### INPUT RECORDS
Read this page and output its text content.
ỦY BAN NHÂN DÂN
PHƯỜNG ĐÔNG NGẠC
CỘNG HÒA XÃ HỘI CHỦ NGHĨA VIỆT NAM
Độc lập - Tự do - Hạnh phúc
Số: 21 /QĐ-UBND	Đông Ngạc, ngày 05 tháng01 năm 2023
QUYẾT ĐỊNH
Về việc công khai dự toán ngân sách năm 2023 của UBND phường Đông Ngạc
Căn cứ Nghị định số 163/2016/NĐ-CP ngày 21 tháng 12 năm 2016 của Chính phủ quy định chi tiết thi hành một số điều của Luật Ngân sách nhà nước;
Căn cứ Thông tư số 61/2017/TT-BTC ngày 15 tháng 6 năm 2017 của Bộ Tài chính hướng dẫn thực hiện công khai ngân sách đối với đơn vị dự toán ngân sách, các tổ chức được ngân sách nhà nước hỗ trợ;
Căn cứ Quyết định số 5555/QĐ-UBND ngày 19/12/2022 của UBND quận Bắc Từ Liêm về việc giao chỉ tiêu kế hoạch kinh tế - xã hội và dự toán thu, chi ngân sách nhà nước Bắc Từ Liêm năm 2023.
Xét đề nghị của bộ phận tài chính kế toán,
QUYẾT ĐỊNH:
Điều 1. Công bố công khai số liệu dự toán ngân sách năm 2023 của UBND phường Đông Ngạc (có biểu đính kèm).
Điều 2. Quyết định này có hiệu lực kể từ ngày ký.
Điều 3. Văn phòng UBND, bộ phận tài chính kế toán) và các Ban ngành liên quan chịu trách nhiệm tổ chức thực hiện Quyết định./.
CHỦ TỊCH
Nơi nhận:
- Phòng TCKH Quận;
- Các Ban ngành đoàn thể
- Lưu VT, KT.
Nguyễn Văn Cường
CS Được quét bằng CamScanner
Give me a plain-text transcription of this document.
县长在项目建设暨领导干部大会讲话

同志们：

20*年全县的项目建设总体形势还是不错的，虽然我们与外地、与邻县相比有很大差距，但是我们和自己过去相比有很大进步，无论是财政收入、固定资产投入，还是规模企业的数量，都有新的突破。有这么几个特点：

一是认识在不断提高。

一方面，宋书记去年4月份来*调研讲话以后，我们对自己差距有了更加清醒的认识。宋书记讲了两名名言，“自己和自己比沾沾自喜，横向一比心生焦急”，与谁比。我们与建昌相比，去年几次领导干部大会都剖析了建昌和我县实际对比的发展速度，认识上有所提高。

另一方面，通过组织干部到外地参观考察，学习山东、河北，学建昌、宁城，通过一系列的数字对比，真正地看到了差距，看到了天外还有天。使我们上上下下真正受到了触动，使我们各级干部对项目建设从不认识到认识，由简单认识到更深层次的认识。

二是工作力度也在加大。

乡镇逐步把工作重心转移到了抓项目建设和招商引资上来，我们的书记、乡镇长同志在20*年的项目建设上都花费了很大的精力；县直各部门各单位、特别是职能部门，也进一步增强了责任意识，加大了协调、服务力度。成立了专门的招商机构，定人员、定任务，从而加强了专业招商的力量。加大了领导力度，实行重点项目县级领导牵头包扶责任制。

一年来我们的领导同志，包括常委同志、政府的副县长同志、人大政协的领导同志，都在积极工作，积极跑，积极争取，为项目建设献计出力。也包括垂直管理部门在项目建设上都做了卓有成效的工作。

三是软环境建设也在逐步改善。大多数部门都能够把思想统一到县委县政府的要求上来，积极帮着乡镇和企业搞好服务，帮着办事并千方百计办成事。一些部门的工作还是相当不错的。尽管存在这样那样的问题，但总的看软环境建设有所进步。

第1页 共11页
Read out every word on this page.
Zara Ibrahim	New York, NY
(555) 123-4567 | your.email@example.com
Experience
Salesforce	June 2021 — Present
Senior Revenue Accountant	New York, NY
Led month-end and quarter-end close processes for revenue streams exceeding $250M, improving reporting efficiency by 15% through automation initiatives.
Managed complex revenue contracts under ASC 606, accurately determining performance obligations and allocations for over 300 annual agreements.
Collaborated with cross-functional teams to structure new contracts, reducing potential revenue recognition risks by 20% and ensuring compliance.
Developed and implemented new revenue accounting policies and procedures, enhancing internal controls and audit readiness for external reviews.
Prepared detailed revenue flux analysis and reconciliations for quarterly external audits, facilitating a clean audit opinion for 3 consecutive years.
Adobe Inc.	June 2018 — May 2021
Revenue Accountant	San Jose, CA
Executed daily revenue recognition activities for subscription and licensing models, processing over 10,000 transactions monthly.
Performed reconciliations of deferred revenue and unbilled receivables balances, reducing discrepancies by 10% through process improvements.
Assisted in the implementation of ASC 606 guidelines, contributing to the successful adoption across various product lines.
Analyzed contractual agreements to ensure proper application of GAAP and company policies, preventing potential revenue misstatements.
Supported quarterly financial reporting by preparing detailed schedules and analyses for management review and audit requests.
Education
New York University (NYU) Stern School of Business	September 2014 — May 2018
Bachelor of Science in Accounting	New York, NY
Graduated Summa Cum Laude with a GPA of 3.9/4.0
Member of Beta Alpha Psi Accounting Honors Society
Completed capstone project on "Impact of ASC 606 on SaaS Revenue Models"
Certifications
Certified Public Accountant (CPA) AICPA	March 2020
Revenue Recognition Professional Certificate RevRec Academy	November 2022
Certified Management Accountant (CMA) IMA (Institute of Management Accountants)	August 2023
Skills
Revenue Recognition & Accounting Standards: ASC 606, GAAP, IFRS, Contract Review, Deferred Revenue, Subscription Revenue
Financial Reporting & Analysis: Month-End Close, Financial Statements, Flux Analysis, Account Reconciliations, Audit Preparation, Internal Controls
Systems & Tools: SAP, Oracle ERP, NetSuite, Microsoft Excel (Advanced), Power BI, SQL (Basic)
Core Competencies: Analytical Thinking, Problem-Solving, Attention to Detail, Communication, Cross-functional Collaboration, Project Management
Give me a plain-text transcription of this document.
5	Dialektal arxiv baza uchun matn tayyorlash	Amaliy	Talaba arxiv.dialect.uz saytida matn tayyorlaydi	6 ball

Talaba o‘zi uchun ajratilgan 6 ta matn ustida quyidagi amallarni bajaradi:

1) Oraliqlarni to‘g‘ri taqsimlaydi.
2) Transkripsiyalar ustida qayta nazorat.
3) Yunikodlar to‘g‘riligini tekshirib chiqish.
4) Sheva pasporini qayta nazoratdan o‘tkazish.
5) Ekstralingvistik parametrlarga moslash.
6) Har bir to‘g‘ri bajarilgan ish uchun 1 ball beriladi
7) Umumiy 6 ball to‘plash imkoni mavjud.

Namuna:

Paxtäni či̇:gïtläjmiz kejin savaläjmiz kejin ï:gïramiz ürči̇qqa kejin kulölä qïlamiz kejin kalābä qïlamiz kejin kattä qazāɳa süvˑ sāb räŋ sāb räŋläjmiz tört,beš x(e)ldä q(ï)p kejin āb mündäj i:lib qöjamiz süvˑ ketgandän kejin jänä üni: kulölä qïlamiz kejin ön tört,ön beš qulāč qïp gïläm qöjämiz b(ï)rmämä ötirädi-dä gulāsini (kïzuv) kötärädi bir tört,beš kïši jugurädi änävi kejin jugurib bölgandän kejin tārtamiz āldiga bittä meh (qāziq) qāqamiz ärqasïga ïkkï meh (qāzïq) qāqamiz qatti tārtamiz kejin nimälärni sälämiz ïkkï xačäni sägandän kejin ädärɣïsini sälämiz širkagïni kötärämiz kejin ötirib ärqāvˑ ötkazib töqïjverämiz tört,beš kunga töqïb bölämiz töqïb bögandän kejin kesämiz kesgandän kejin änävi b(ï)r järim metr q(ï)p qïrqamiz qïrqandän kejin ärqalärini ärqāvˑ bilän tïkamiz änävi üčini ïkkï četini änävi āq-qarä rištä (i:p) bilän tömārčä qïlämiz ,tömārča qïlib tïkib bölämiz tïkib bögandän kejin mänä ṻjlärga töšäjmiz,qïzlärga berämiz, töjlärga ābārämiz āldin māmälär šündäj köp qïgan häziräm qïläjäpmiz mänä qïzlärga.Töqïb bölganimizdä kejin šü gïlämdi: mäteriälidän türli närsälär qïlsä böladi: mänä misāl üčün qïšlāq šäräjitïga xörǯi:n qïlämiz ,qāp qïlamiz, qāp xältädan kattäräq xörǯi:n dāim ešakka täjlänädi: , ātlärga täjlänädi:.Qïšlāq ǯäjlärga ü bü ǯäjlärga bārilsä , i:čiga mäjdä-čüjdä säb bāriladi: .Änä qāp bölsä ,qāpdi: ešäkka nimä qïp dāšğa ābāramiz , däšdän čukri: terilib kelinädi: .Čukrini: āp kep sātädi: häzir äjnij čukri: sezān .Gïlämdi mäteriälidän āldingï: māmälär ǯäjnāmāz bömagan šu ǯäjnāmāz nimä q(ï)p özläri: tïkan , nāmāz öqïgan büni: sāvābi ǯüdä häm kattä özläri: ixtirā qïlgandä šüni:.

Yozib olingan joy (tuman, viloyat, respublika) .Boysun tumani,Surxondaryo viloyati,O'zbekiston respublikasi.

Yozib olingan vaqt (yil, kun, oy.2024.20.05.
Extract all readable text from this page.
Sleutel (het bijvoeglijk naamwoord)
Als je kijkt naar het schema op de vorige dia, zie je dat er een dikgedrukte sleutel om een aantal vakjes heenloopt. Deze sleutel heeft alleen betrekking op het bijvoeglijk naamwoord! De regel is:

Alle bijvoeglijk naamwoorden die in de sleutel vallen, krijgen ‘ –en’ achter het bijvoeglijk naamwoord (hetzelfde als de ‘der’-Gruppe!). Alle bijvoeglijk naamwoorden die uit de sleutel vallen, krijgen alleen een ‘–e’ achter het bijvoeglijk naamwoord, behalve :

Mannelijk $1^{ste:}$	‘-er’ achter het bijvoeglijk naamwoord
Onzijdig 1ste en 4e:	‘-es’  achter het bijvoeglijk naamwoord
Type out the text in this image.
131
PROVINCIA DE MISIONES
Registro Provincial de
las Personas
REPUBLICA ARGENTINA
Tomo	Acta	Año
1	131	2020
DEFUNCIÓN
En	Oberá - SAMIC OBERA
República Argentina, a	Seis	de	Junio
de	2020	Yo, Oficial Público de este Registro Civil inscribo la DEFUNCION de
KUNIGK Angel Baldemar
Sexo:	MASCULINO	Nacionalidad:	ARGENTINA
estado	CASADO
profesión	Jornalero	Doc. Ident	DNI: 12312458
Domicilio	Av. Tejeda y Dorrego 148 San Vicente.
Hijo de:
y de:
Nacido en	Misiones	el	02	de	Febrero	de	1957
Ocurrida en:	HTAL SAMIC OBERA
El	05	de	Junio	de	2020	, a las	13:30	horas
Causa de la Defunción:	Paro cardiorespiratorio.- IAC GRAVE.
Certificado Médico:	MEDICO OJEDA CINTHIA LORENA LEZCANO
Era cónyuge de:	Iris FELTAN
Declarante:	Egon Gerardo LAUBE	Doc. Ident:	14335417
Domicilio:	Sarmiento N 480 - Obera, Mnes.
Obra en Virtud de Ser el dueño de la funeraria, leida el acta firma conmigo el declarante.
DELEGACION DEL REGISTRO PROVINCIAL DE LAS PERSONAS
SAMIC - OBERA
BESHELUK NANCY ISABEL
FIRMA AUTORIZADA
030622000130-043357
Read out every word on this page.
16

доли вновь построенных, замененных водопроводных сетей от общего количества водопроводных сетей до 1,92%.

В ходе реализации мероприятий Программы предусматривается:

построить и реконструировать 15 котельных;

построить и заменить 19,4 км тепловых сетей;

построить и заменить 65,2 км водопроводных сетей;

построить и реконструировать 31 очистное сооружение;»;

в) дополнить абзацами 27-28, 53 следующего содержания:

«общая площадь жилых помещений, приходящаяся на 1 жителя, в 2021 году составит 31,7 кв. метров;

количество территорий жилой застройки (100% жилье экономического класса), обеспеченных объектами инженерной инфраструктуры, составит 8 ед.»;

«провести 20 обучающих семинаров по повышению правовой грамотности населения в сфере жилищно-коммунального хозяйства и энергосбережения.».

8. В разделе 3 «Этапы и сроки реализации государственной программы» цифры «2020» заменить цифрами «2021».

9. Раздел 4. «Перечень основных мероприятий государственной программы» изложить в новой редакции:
######
Where a line in the entries holds the word "bijvoeglijk", copy that line.

→ **THE REPLY**
Sleutel (het bijvoeglijk naamwoord)
Als je kijkt naar het schema op de vorige dia, zie je dat er een dikgedrukte sleutel om een aantal vakjes heenloopt. Deze sleutel heeft alleen betrekking op het bijvoeglijk naamwoord! De regel is:
Alle bijvoeglijk naamwoorden die in de sleutel vallen, krijgen ‘ –en’ achter het bijvoeglijk naamwoord (hetzelfde als de ‘der’-Gruppe!). Alle bijvoeglijk naamwoorden die uit de sleutel vallen, krijgen alleen een ‘–e’ achter het bijvoeglijk naamwoord, behalve :
Mannelijk $1^{ste:}$	‘-er’ achter het bijvoeglijk naamwoord
Onzijdig 1ste en 4e:	‘-es’  achter het bijvoeglijk naamwoord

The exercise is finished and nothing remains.